DATA TO PROCESS>
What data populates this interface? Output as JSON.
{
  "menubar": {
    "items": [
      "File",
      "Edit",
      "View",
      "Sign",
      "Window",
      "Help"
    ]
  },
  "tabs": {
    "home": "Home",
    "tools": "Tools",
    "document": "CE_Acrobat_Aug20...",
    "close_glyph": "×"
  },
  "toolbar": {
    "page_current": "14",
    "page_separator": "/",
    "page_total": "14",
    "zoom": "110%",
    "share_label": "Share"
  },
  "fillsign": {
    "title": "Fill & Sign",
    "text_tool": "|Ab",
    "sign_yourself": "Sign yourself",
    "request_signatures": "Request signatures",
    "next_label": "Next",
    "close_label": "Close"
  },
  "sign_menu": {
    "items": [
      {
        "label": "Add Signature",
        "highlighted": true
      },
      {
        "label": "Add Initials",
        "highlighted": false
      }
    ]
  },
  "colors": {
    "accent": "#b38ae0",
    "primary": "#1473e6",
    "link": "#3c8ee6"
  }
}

OBJECTIVE> Write out the entries in full, exactly as given.

WRITTEN SOLUTION>
What data populates this interface? Output as JSON.
{
  "menubar": {
    "items": [
      "File",
      "Edit",
      "View",
      "Sign",
      "Window",
      "Help"
    ]
  },
  "tabs": {
    "home": "Home",
    "tools": "Tools",
    "document": "CE_Acrobat_Aug20...",
    "close_glyph": "×"
  },
  "toolbar": {
    "page_current": "14",
    "page_separator": "/",
    "page_total": "14",
    "zoom": "110%",
    "share_label": "Share"
  },
  "fillsign": {
    "title": "Fill & Sign",
    "text_tool": "|Ab",
    "sign_yourself": "Sign yourself",
    "request_signatures": "Request signatures",
    "next_label": "Next",
    "close_label": "Close"
  },
  "sign_menu": {
    "items": [
      {
        "label": "Add Signature",
        "highlighted": true
      },
      {
        "label": "Add Initials",
        "highlighted": false
      }
    ]
  },
  "colors": {
    "accent": "#b38ae0",
    "primary": "#1473e6",
    "link": "#3c8ee6"
  }
}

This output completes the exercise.